# WHAT IS REQUIRED:
Across the entries below, count the lines in which the word "comportamiento" occurs. Reply with the count alone.

# DATA SUPPLIED:
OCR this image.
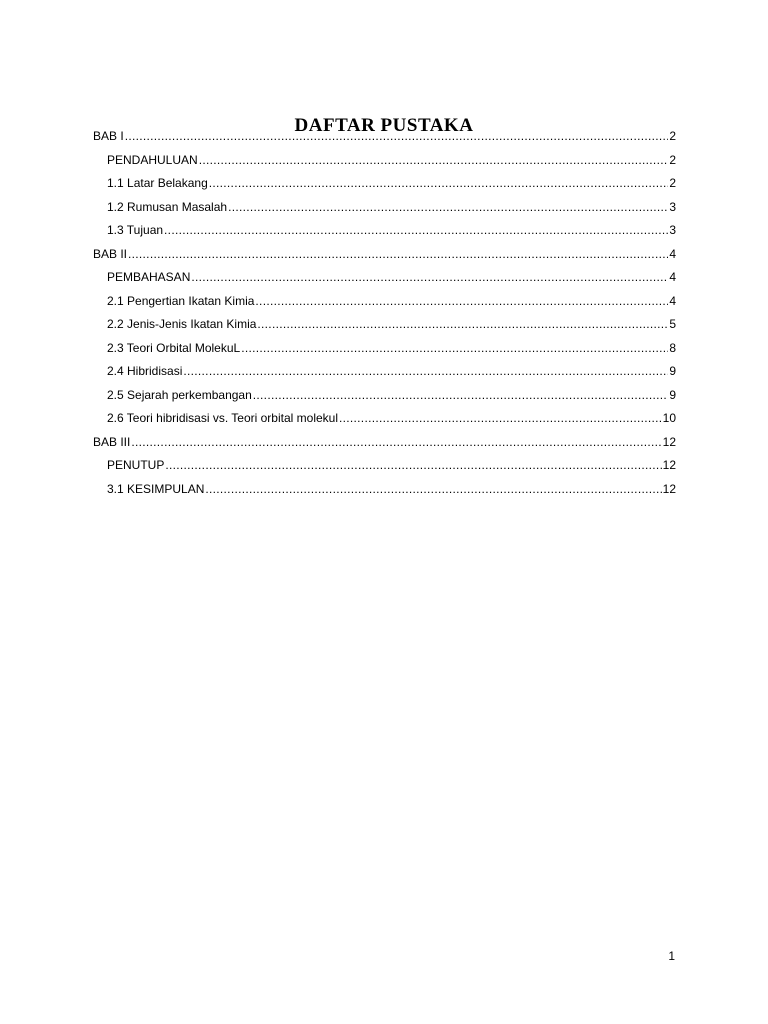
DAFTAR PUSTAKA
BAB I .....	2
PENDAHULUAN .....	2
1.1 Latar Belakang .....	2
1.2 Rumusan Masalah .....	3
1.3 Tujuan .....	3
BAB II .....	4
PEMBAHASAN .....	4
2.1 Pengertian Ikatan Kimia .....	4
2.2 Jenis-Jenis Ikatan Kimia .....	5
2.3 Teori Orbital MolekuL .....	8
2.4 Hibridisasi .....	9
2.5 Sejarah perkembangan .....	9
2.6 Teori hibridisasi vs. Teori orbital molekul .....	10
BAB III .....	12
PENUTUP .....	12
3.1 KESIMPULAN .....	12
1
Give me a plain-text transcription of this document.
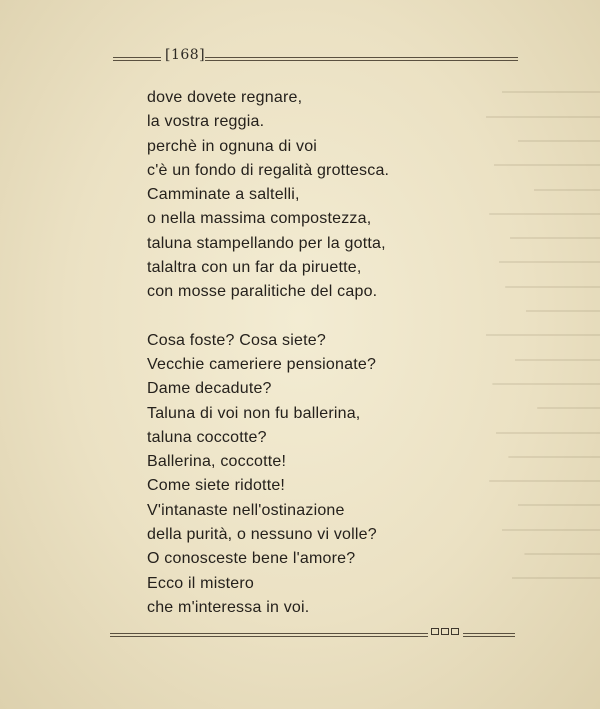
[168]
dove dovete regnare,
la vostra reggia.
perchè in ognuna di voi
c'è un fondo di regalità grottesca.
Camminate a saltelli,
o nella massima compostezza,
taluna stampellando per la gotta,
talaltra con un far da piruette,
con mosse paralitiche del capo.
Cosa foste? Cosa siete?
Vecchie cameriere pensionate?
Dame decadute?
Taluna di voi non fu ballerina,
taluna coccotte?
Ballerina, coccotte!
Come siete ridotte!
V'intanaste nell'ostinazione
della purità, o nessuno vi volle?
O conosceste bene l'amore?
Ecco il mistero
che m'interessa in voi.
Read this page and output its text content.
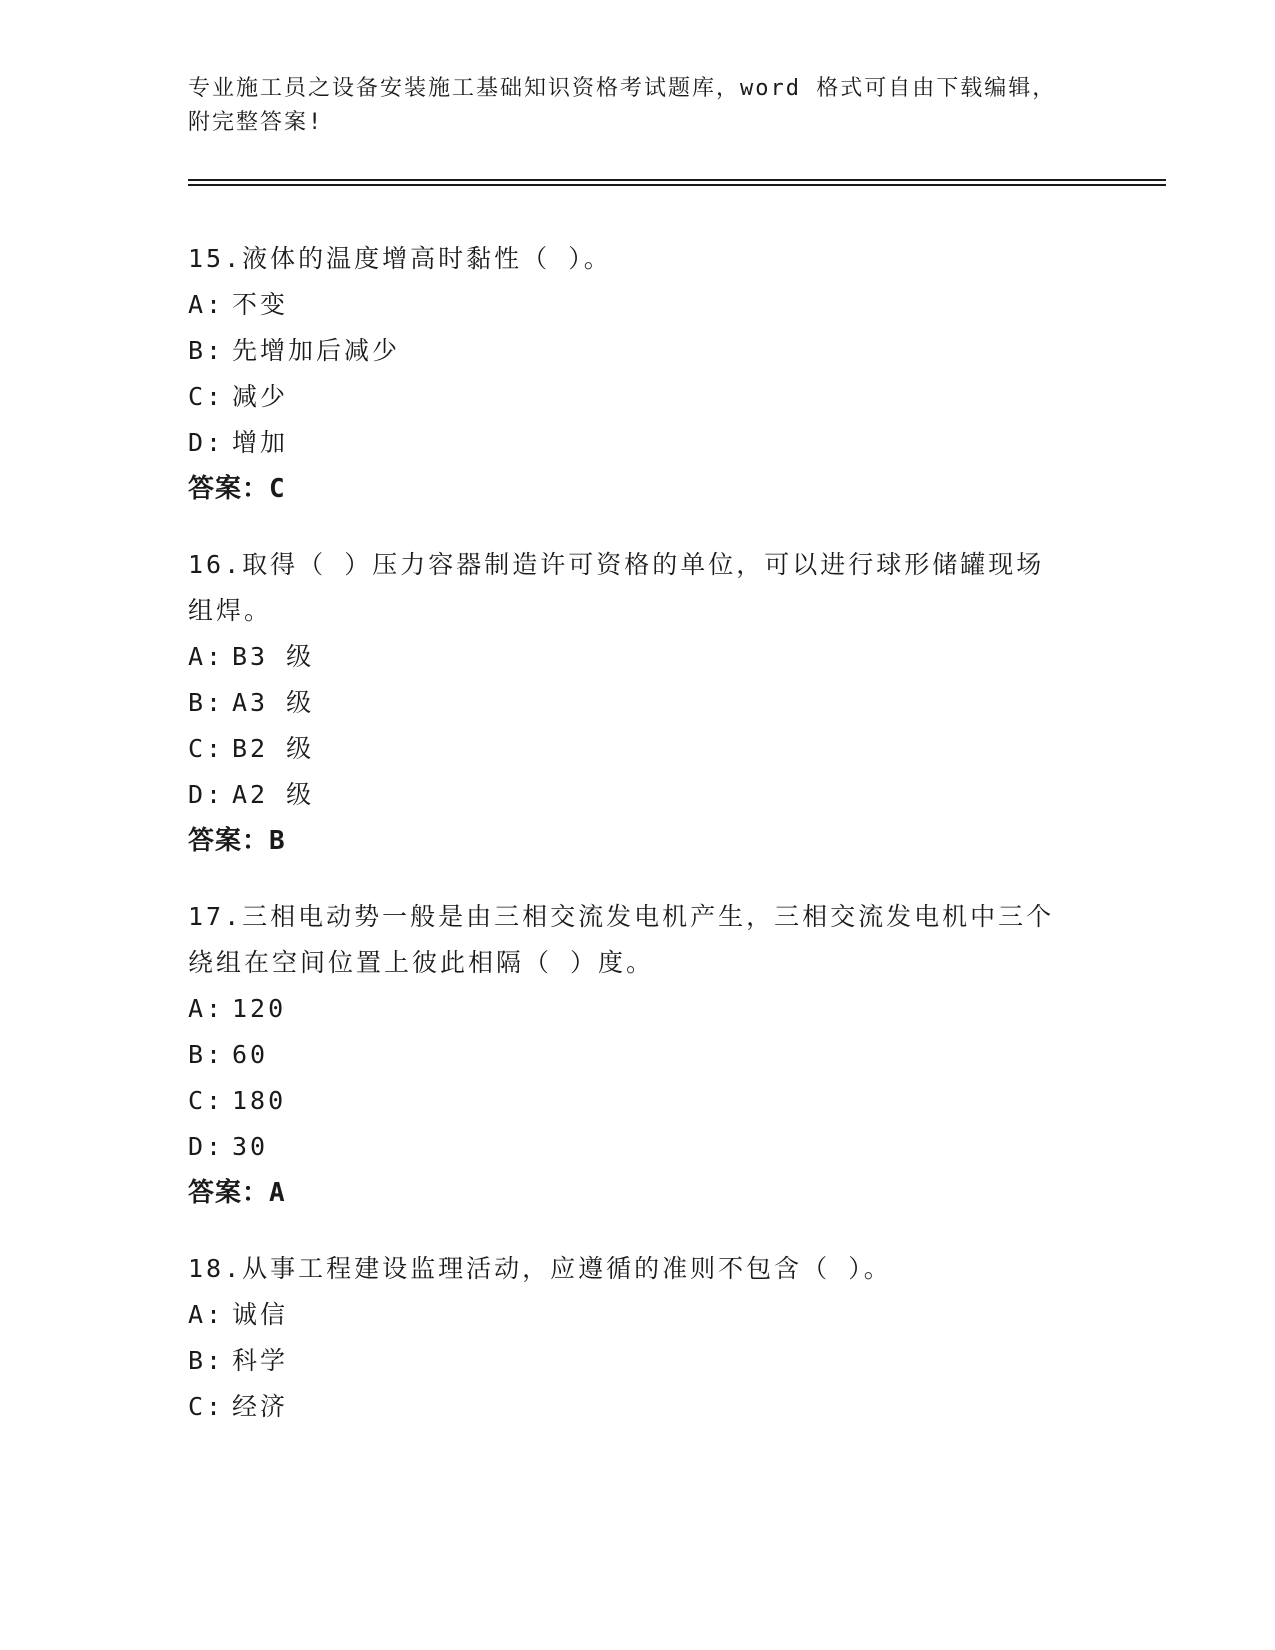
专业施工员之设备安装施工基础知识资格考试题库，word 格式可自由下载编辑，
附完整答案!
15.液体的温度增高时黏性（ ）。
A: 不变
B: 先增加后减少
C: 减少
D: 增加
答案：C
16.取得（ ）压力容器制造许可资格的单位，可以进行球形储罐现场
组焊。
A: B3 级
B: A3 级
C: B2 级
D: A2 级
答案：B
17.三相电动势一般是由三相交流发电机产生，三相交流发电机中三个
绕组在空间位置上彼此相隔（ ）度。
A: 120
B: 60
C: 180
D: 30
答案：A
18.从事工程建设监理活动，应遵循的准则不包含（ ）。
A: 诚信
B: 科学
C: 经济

==

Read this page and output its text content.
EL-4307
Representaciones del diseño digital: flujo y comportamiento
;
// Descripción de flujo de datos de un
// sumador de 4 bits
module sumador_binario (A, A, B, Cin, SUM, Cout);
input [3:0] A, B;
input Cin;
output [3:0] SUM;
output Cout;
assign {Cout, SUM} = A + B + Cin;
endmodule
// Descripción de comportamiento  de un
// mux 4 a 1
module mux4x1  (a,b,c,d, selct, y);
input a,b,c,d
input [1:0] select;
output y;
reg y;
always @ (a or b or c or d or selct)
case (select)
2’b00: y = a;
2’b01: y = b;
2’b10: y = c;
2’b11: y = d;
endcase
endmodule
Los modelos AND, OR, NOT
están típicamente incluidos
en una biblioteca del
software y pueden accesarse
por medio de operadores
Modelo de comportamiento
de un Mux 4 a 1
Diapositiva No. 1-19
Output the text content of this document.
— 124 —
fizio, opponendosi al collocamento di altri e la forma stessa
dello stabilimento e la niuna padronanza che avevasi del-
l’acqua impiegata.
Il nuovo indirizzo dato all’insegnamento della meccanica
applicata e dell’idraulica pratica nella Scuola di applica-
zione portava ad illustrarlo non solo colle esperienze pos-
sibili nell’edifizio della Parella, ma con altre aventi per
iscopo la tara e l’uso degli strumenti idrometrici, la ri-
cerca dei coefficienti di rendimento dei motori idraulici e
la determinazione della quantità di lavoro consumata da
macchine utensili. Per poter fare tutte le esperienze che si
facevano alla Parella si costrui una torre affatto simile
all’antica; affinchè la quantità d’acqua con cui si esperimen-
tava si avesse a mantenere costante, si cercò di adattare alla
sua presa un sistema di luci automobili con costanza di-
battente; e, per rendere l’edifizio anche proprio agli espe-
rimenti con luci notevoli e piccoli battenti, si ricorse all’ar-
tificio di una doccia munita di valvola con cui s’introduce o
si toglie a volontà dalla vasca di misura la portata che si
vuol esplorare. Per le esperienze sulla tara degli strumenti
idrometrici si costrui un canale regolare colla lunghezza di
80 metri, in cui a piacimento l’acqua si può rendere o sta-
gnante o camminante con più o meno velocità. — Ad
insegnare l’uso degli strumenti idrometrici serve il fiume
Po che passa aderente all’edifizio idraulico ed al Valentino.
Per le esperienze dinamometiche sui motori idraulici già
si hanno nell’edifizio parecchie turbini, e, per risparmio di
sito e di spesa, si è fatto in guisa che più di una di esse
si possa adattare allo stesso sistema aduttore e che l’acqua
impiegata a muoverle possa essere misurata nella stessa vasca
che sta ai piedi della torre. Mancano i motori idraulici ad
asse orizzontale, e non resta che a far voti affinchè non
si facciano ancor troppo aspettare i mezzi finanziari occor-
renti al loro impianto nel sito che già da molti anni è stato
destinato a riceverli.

# PROBLEM SOLUTION:
3